▶ **Required task**
Go through the listing and copy each line with the string "dependent".

============================================================

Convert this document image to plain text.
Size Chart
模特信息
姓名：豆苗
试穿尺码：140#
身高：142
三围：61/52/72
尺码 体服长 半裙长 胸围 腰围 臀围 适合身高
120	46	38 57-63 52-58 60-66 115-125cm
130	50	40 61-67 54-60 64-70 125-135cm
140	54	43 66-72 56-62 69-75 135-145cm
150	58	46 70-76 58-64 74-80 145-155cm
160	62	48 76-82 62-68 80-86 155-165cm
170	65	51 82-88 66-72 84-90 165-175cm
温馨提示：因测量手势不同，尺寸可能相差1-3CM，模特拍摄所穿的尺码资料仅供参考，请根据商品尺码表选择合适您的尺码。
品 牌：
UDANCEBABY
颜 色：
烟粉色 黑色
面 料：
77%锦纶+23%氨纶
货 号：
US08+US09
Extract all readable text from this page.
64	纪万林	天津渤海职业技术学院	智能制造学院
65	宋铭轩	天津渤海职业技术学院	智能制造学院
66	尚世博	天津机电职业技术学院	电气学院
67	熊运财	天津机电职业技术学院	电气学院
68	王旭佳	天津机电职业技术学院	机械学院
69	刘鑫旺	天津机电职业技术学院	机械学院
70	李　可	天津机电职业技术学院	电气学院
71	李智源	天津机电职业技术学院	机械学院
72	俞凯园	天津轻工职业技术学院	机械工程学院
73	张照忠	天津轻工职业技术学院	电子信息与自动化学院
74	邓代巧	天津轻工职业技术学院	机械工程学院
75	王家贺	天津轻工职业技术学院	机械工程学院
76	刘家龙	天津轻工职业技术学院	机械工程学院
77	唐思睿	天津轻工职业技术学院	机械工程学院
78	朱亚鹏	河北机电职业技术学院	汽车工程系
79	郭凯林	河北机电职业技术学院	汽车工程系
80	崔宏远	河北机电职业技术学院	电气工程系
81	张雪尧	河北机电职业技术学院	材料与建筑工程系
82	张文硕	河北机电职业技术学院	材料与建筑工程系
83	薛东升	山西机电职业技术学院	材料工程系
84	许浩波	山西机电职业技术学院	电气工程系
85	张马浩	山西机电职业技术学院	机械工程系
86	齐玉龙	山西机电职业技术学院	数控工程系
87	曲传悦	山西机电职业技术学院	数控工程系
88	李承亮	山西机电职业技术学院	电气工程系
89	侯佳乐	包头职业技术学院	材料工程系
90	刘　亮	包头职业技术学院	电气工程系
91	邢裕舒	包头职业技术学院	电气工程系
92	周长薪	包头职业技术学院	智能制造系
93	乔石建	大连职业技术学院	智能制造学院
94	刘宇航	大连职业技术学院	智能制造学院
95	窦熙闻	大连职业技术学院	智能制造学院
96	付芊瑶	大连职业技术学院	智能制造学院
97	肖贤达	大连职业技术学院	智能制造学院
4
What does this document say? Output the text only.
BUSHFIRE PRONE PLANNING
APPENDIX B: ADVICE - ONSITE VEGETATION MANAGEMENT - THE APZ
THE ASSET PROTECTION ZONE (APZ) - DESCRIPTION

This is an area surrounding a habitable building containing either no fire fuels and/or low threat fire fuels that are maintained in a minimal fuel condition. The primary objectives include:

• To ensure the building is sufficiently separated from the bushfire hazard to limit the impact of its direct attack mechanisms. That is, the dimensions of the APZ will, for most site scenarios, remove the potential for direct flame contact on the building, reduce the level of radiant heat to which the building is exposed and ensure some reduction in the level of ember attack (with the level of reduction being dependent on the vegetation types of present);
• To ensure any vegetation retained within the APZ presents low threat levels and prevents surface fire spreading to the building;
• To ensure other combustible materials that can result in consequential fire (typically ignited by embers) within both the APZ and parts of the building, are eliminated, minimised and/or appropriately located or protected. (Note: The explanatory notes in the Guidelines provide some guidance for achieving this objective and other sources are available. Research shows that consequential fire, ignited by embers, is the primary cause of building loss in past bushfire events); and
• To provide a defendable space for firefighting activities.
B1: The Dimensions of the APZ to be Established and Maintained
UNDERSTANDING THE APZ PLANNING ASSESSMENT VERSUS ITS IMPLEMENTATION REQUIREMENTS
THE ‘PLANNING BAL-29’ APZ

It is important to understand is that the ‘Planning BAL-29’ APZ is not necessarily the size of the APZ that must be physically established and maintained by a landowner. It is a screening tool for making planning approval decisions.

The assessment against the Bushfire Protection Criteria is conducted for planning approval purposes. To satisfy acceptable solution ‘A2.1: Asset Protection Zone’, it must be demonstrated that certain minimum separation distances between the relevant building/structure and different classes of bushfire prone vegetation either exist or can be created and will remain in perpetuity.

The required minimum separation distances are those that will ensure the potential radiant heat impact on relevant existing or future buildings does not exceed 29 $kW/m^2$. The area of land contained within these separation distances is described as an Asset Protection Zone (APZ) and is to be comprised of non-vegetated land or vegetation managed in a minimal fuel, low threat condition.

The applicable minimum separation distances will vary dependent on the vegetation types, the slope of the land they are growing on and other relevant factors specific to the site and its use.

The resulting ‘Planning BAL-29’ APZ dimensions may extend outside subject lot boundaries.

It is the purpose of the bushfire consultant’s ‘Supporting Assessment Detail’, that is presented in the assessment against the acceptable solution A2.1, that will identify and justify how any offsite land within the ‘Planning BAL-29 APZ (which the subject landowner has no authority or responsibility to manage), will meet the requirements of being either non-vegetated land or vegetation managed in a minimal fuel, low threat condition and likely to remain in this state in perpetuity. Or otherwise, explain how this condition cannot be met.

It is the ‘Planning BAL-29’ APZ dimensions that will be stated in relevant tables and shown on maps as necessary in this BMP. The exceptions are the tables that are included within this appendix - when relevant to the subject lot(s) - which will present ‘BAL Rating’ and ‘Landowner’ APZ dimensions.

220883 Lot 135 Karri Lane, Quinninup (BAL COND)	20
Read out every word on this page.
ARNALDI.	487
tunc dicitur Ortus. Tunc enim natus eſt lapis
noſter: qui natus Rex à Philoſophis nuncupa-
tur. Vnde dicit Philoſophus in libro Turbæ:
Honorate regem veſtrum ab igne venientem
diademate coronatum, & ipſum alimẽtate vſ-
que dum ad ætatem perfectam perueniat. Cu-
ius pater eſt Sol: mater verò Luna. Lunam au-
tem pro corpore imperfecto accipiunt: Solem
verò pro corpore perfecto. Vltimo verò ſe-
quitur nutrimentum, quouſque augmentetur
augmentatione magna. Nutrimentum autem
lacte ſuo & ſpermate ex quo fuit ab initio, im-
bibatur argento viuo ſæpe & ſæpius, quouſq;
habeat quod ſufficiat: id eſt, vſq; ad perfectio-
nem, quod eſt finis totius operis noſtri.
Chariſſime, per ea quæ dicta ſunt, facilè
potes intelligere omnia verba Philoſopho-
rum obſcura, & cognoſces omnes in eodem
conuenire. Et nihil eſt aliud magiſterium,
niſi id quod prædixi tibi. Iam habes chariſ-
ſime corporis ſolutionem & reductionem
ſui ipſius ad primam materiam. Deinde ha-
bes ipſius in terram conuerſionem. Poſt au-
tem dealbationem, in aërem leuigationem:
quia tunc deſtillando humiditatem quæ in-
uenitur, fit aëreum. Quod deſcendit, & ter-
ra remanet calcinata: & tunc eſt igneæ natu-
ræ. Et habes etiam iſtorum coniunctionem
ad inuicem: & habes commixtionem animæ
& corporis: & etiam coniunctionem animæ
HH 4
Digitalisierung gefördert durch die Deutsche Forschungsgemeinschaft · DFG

============================================================

▶ **Answer to the problem**
• To ensure the building is sufficiently separated from the bushfire hazard to limit the impact of its direct attack mechanisms. That is, the dimensions of the APZ will, for most site scenarios, remove the potential for direct flame contact on the building, reduce the level of radiant heat to which the building is exposed and ensure some reduction in the level of ember attack (with the level of reduction being dependent on the vegetation types of present);
The applicable minimum separation distances will vary dependent on the vegetation types, the slope of the land they are growing on and other relevant factors specific to the site and its use.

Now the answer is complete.